(Data excerpts)
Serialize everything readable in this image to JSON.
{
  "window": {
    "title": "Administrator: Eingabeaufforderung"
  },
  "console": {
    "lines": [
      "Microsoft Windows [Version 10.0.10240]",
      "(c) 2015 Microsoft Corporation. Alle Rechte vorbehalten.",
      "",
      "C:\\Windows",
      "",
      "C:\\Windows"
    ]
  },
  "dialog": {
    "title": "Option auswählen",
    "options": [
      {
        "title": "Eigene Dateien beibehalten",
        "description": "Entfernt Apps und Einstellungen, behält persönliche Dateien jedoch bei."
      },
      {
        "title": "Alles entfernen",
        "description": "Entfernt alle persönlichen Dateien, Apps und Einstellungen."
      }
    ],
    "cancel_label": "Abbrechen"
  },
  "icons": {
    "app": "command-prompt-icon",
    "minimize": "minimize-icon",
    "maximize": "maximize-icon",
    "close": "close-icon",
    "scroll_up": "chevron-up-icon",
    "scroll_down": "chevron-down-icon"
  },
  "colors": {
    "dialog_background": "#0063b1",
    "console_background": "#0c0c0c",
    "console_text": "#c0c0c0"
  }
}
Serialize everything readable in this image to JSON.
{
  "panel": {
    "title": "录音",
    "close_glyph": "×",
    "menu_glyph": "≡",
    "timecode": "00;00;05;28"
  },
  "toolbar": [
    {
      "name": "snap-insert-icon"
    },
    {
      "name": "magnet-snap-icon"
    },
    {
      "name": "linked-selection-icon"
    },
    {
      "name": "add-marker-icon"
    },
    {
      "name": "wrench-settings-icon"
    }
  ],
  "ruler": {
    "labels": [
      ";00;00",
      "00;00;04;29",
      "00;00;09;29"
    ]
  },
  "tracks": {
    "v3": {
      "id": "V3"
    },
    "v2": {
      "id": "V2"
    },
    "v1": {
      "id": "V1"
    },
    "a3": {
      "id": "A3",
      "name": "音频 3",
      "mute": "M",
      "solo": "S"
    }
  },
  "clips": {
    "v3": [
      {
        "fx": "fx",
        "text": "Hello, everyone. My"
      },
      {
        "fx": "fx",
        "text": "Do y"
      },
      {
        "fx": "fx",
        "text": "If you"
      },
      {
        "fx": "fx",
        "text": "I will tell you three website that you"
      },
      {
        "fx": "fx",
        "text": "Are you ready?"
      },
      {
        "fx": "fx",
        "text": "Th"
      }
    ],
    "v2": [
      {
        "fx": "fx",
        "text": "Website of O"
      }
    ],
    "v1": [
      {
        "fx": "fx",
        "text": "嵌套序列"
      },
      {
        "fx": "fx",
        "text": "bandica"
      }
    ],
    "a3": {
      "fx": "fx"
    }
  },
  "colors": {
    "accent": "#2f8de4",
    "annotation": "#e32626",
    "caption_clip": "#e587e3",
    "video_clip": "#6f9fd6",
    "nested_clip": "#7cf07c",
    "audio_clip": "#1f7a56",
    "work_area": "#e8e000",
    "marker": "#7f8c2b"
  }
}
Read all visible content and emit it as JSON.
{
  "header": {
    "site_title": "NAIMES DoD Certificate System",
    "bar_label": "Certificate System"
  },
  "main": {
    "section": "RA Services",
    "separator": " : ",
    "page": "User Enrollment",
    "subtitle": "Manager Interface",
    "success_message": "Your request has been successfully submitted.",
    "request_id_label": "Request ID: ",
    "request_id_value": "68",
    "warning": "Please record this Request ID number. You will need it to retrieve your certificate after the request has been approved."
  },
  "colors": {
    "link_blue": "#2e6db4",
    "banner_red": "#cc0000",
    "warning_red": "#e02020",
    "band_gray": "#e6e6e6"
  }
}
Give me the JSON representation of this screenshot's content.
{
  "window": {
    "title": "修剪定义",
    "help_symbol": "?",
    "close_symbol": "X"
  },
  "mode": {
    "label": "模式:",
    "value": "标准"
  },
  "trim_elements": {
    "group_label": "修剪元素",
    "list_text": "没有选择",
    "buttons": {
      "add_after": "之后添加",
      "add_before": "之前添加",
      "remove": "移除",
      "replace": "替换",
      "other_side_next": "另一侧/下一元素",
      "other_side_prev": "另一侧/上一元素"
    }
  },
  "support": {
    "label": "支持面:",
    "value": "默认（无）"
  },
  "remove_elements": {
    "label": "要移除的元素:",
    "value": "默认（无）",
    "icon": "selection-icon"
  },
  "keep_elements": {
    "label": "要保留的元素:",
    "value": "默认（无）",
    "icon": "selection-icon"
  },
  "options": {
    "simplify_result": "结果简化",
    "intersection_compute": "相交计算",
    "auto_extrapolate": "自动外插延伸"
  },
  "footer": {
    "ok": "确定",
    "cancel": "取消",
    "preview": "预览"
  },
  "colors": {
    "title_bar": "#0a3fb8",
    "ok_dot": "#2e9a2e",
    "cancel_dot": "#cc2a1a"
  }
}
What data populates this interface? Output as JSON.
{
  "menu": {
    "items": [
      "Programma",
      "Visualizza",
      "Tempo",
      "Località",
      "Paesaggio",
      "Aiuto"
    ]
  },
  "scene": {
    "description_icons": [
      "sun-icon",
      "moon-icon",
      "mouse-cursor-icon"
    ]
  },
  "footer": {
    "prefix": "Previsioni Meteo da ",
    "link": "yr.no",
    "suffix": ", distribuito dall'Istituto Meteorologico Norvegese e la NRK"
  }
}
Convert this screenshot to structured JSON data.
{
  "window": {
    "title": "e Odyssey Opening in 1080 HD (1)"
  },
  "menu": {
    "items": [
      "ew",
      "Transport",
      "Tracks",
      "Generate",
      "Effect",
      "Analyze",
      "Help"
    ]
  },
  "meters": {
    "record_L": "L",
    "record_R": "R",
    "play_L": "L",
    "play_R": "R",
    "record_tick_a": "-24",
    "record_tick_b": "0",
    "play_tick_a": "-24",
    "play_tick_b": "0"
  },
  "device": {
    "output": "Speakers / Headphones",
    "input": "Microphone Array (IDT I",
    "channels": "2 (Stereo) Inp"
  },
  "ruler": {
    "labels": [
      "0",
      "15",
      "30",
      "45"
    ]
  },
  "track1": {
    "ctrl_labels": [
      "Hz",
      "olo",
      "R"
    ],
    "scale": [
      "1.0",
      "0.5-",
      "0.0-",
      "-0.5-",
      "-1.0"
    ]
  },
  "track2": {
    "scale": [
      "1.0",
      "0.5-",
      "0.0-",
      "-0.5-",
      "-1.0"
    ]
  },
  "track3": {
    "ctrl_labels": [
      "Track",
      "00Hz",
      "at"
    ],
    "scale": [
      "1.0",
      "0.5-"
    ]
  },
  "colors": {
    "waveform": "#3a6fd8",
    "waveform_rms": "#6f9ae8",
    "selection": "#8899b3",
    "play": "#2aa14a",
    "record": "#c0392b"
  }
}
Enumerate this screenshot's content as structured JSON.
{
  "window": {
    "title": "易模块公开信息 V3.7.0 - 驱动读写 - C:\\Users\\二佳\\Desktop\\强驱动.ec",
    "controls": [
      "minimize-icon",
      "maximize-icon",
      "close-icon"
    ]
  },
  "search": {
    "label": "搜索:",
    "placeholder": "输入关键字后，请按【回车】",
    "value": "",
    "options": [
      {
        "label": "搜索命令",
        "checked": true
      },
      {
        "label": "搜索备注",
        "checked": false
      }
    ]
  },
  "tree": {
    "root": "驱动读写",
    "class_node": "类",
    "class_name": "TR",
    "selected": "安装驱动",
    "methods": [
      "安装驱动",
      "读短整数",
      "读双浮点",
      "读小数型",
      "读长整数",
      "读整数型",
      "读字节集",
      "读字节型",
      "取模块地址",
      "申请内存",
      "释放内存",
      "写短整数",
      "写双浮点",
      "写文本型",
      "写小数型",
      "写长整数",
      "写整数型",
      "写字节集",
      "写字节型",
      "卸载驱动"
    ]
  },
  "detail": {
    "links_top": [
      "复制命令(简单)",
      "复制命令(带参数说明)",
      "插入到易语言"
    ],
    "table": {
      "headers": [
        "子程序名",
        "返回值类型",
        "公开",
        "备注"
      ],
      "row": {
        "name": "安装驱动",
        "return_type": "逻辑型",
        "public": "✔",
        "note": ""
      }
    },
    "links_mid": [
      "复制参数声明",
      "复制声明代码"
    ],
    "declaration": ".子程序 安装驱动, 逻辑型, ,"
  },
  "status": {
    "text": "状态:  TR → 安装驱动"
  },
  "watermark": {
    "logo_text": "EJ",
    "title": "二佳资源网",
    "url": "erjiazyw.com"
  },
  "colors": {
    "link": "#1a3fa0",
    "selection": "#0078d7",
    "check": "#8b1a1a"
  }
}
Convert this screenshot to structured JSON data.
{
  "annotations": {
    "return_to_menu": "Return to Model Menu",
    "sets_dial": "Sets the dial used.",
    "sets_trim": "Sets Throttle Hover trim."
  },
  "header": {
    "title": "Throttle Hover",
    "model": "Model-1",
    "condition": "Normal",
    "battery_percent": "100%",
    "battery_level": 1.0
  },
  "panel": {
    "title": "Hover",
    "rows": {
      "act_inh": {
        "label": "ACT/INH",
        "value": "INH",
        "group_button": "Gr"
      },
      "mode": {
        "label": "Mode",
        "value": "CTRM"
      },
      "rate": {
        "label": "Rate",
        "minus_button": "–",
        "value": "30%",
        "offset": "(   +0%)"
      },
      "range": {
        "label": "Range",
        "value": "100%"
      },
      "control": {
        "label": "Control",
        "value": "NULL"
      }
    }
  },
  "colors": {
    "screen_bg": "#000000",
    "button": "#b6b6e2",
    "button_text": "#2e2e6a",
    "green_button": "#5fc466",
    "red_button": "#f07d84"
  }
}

» **TASK DETAILS**
For each line of the listing that holds the word "JSON", show that line.

» **TASK OUTPUT**
Serialize everything readable in this image to JSON.
Serialize everything readable in this image to JSON.
Read all visible content and emit it as JSON.
Give me the JSON representation of this screenshot's content.
What data populates this interface? Output as JSON.
Convert this screenshot to structured JSON data.
Enumerate this screenshot's content as structured JSON.
Convert this screenshot to structured JSON data.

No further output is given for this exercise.